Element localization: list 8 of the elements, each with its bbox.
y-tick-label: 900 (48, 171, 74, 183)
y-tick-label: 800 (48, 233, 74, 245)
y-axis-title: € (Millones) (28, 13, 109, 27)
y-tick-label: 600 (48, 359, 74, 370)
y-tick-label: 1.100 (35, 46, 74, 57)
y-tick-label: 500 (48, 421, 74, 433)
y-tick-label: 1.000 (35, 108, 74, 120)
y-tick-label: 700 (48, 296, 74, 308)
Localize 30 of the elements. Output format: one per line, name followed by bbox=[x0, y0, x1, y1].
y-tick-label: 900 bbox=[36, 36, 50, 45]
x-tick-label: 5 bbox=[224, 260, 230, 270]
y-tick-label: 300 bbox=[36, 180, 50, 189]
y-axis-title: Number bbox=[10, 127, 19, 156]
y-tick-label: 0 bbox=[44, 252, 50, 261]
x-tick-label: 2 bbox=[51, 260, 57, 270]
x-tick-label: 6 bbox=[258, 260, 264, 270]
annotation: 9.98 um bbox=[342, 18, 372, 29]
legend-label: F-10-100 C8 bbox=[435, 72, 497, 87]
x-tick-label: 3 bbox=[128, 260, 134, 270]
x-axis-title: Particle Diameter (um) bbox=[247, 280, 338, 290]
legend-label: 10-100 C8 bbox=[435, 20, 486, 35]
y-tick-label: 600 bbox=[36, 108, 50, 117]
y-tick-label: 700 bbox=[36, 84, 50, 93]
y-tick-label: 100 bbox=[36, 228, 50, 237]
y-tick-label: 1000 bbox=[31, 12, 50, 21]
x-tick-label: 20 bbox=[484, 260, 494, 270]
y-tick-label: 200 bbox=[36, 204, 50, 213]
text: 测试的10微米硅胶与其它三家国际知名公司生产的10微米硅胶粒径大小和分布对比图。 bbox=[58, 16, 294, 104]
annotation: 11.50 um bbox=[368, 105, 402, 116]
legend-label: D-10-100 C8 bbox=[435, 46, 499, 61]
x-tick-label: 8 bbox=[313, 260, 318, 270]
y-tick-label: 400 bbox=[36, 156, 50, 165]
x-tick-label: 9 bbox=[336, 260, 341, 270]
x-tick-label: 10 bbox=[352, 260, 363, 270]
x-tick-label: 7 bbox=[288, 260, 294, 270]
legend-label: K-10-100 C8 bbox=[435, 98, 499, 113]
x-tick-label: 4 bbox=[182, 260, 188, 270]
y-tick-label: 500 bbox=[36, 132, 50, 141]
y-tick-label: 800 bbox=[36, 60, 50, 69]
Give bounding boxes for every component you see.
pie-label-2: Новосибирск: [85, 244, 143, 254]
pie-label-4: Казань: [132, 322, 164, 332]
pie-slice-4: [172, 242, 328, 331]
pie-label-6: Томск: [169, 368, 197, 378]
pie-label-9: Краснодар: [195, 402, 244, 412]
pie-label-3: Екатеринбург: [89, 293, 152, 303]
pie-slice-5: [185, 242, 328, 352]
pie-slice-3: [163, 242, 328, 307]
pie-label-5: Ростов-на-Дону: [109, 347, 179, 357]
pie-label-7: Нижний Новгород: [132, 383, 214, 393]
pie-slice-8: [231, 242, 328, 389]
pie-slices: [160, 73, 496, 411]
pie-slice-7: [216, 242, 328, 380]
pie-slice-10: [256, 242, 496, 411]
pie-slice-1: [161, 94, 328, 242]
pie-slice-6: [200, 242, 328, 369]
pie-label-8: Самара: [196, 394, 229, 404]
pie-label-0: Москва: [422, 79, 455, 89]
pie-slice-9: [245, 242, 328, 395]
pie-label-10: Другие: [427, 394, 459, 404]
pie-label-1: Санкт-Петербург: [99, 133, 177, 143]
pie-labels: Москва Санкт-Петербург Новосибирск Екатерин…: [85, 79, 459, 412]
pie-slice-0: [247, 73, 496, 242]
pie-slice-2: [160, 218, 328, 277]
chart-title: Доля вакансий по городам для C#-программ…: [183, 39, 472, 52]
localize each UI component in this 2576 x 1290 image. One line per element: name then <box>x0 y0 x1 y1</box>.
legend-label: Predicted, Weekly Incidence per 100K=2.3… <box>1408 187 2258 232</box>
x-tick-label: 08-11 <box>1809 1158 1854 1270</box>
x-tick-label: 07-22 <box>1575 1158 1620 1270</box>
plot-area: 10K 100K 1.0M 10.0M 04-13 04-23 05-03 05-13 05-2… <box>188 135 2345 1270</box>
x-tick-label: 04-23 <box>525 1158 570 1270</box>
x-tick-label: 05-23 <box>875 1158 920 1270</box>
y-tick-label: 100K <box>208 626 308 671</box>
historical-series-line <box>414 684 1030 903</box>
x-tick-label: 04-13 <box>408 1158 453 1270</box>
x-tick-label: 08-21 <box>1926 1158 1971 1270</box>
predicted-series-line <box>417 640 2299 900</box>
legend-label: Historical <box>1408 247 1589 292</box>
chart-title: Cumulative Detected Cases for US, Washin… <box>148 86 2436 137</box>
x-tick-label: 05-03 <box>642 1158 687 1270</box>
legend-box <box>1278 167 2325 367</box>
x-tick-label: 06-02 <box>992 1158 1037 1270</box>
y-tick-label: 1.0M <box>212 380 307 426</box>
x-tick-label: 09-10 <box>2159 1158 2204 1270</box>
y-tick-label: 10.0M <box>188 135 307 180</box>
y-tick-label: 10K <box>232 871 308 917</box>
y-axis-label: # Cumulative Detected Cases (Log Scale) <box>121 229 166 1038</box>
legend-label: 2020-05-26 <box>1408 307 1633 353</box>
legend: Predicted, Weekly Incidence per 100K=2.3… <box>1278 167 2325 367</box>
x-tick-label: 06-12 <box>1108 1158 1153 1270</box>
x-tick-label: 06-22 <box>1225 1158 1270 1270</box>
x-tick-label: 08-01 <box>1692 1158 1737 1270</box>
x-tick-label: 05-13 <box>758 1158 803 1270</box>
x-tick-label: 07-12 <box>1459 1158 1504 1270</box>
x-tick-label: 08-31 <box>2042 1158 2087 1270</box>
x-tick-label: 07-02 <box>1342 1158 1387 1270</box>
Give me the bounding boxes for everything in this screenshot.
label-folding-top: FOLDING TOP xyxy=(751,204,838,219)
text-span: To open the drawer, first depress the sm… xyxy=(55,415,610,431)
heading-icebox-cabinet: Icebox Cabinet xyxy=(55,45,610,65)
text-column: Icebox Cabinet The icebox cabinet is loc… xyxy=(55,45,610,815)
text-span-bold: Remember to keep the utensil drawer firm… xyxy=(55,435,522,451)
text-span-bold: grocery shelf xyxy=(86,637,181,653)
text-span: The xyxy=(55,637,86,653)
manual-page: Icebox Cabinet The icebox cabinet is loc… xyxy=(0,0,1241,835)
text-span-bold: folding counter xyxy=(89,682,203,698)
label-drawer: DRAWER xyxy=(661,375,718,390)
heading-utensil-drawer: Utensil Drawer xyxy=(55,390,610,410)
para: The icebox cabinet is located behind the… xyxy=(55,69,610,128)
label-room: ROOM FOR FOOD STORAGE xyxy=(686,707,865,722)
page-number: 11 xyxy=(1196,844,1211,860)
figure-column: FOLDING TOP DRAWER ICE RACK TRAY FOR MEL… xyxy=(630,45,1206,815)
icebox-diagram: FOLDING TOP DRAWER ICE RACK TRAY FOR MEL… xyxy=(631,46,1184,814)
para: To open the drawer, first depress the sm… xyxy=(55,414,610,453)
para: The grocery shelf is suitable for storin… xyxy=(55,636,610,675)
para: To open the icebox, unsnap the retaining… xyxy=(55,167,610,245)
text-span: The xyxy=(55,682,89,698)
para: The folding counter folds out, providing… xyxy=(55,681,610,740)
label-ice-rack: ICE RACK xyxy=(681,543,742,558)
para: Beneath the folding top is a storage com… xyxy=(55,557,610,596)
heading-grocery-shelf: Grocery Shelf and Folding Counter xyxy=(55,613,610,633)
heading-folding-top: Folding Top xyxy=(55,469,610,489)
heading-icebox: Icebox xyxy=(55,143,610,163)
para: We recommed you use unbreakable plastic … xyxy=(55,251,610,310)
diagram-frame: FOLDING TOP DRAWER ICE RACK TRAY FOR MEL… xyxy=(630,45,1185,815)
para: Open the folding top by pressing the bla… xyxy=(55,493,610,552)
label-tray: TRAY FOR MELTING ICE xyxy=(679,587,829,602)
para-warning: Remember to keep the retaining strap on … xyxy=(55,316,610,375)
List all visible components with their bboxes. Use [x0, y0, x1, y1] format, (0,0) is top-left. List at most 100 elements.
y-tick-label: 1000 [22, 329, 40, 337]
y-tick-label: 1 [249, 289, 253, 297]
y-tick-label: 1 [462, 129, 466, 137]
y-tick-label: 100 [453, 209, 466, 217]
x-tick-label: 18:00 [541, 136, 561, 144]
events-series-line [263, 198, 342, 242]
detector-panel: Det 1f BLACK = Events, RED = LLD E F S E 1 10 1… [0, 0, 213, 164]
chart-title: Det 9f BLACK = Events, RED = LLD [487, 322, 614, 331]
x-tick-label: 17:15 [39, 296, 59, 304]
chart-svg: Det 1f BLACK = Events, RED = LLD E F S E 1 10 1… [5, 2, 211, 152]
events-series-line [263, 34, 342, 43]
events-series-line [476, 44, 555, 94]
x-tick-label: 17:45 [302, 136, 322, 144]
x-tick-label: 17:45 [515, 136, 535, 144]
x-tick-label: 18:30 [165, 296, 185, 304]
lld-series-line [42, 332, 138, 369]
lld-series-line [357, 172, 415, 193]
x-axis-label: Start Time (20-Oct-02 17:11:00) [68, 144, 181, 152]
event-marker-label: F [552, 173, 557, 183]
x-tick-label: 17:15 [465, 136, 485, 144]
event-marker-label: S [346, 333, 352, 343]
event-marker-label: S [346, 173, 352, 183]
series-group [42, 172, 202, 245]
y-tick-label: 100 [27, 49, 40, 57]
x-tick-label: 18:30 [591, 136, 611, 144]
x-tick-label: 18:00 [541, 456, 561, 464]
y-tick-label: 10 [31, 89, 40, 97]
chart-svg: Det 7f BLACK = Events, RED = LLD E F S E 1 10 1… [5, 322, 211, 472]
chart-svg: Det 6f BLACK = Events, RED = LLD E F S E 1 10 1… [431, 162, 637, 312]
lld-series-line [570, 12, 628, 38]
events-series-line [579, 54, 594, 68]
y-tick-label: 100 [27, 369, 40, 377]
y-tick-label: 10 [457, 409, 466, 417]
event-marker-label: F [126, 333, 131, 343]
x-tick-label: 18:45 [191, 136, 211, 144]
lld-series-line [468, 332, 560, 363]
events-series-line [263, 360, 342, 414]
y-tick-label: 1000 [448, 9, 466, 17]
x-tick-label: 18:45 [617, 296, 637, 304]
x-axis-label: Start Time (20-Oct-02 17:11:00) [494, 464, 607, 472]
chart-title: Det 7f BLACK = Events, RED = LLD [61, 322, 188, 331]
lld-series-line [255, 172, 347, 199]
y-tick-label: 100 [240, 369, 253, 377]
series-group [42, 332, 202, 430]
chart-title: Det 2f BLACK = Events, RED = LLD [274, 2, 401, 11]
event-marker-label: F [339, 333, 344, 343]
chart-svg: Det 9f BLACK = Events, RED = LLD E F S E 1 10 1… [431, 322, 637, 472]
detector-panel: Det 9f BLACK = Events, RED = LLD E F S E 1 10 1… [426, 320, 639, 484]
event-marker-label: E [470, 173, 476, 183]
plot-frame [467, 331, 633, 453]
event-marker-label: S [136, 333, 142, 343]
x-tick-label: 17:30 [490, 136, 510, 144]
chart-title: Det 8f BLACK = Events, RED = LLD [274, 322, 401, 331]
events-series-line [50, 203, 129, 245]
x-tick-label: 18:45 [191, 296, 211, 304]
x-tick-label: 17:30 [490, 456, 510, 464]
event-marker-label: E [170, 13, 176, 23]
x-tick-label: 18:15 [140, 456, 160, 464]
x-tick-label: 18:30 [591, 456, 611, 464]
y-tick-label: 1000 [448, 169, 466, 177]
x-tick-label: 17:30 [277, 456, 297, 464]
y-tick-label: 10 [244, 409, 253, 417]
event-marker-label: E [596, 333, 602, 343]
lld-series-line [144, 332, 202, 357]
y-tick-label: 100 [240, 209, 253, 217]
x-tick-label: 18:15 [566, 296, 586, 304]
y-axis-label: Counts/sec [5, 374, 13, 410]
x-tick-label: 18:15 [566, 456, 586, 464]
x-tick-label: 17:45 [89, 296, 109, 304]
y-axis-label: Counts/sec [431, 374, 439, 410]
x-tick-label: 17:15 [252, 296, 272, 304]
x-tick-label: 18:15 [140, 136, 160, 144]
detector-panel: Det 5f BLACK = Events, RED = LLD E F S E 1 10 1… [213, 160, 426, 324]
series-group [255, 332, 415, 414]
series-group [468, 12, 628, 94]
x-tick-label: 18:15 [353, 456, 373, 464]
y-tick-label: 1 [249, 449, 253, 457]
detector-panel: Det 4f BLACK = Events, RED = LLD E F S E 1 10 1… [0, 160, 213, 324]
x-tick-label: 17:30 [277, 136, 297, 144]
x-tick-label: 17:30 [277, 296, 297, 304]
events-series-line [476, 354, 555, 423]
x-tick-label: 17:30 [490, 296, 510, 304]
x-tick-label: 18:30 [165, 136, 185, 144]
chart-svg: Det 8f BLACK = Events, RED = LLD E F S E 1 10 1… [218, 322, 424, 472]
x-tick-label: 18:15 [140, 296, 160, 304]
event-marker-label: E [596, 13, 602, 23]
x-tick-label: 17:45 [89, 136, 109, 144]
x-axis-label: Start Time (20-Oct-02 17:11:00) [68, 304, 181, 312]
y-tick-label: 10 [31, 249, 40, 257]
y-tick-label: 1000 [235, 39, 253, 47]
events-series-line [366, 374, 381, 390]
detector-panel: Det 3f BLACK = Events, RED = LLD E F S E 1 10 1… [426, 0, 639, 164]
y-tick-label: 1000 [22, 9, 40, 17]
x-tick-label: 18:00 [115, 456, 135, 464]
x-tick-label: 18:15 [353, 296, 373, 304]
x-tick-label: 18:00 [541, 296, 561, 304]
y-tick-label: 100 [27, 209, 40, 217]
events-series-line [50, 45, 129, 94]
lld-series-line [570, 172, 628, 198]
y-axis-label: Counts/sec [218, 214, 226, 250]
_ _ _ _
WHAT YOU NEED TO DO
Reproduce the material word for word, from its first line through the line containing "y-tick-label: 200 bbox=[36, 204, 50, 213]", with that line included.

EXERCISE ANSWER
Element localization: list 8 of the elements, each with its bbox.
y-tick-label: 900 (48, 171, 74, 183)
y-tick-label: 800 (48, 233, 74, 245)
y-axis-title: € (Millones) (28, 13, 109, 27)
y-tick-label: 600 (48, 359, 74, 370)
y-tick-label: 1.100 (35, 46, 74, 57)
y-tick-label: 500 (48, 421, 74, 433)
y-tick-label: 1.000 (35, 108, 74, 120)
y-tick-label: 700 (48, 296, 74, 308)
Localize 30 of the elements. Output format: one per line, name followed by bbox=[x0, y0, x1, y1].
y-tick-label: 900 bbox=[36, 36, 50, 45]
x-tick-label: 5 bbox=[224, 260, 230, 270]
y-tick-label: 300 bbox=[36, 180, 50, 189]
y-axis-title: Number bbox=[10, 127, 19, 156]
y-tick-label: 0 bbox=[44, 252, 50, 261]
x-tick-label: 2 bbox=[51, 260, 57, 270]
x-tick-label: 6 bbox=[258, 260, 264, 270]
annotation: 9.98 um bbox=[342, 18, 372, 29]
legend-label: F-10-100 C8 bbox=[435, 72, 497, 87]
x-tick-label: 3 bbox=[128, 260, 134, 270]
x-axis-title: Particle Diameter (um) bbox=[247, 280, 338, 290]
legend-label: 10-100 C8 bbox=[435, 20, 486, 35]
y-tick-label: 600 bbox=[36, 108, 50, 117]
y-tick-label: 700 bbox=[36, 84, 50, 93]
y-tick-label: 100 bbox=[36, 228, 50, 237]
y-tick-label: 1000 bbox=[31, 12, 50, 21]
x-tick-label: 20 bbox=[484, 260, 494, 270]
y-tick-label: 200 bbox=[36, 204, 50, 213]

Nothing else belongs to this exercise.